[SET TASK]:
Without omitting anything, retype the data that follows.
##### THE DATA #####
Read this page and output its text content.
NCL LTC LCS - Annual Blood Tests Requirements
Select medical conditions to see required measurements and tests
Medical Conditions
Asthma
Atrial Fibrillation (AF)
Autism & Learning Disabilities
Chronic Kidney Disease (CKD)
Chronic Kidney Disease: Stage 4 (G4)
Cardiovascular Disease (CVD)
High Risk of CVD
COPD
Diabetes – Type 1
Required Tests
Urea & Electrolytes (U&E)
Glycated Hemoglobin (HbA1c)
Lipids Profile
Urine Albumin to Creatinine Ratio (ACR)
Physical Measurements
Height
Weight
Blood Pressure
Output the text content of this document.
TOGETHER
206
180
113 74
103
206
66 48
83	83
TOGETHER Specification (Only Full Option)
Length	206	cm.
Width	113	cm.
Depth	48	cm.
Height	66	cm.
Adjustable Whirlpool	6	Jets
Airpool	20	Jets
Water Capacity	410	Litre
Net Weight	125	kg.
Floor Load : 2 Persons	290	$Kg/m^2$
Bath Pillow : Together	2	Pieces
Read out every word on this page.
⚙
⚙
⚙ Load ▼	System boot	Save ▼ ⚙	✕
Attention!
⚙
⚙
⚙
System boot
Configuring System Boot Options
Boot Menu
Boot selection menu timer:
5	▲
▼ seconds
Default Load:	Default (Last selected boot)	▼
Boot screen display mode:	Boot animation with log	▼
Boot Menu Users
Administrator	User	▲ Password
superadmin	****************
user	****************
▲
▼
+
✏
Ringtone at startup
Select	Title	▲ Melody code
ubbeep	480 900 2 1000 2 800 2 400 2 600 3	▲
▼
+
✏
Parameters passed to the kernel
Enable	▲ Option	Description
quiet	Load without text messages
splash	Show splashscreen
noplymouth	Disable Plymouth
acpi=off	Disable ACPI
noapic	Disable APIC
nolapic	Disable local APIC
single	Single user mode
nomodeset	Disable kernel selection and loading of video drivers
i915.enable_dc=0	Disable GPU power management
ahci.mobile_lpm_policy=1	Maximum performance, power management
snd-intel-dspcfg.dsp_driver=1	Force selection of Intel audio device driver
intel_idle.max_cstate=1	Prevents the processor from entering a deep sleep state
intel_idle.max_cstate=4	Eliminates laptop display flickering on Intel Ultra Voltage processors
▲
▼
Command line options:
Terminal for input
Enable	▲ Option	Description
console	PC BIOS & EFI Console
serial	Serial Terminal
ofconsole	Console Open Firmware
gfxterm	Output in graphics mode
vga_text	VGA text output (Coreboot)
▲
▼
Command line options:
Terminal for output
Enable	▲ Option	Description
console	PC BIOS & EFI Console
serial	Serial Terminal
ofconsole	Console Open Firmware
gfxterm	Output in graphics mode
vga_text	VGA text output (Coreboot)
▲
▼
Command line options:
#####
[SOLUTION BELOW]:
Read this page and output its text content.
NCL LTC LCS - Annual Blood Tests Requirements
Select medical conditions to see required measurements and tests
Medical Conditions
Asthma
Atrial Fibrillation (AF)
Autism & Learning Disabilities
Chronic Kidney Disease (CKD)
Chronic Kidney Disease: Stage 4 (G4)
Cardiovascular Disease (CVD)
High Risk of CVD
COPD
Diabetes – Type 1
Required Tests
Urea & Electrolytes (U&E)
Glycated Hemoglobin (HbA1c)
Lipids Profile
Urine Albumin to Creatinine Ratio (ACR)
Physical Measurements
Height
Weight
Blood Pressure
Output the text content of this document.
TOGETHER
206
180
113 74
103
206
66 48
83	83
TOGETHER Specification (Only Full Option)
Length	206	cm.
Width	113	cm.
Depth	48	cm.
Height	66	cm.
Adjustable Whirlpool	6	Jets
Airpool	20	Jets
Water Capacity	410	Litre
Net Weight	125	kg.
Floor Load : 2 Persons	290	$Kg/m^2$
Bath Pillow : Together	2	Pieces
Read out every word on this page.
⚙
⚙
⚙ Load ▼	System boot	Save ▼ ⚙	✕
Attention!
⚙
⚙
⚙
System boot
Configuring System Boot Options
Boot Menu
Boot selection menu timer:
5	▲
▼ seconds
Default Load:	Default (Last selected boot)	▼
Boot screen display mode:	Boot animation with log	▼
Boot Menu Users
Administrator	User	▲ Password
superadmin	****************
user	****************
▲
▼
+
✏
Ringtone at startup
Select	Title	▲ Melody code
ubbeep	480 900 2 1000 2 800 2 400 2 600 3	▲
▼
+
✏
Parameters passed to the kernel
Enable	▲ Option	Description
quiet	Load without text messages
splash	Show splashscreen
noplymouth	Disable Plymouth
acpi=off	Disable ACPI
noapic	Disable APIC
nolapic	Disable local APIC
single	Single user mode
nomodeset	Disable kernel selection and loading of video drivers
i915.enable_dc=0	Disable GPU power management
ahci.mobile_lpm_policy=1	Maximum performance, power management
snd-intel-dspcfg.dsp_driver=1	Force selection of Intel audio device driver
intel_idle.max_cstate=1	Prevents the processor from entering a deep sleep state
intel_idle.max_cstate=4	Eliminates laptop display flickering on Intel Ultra Voltage processors
▲
▼
Command line options:
Terminal for input
Enable	▲ Option	Description
console	PC BIOS & EFI Console
serial	Serial Terminal
ofconsole	Console Open Firmware
gfxterm	Output in graphics mode
vga_text	VGA text output (Coreboot)
▲
▼
Command line options:
Terminal for output
Enable	▲ Option	Description
console	PC BIOS & EFI Console
serial	Serial Terminal
ofconsole	Console Open Firmware
gfxterm	Output in graphics mode
vga_text	VGA text output (Coreboot)
▲
▼
Command line options:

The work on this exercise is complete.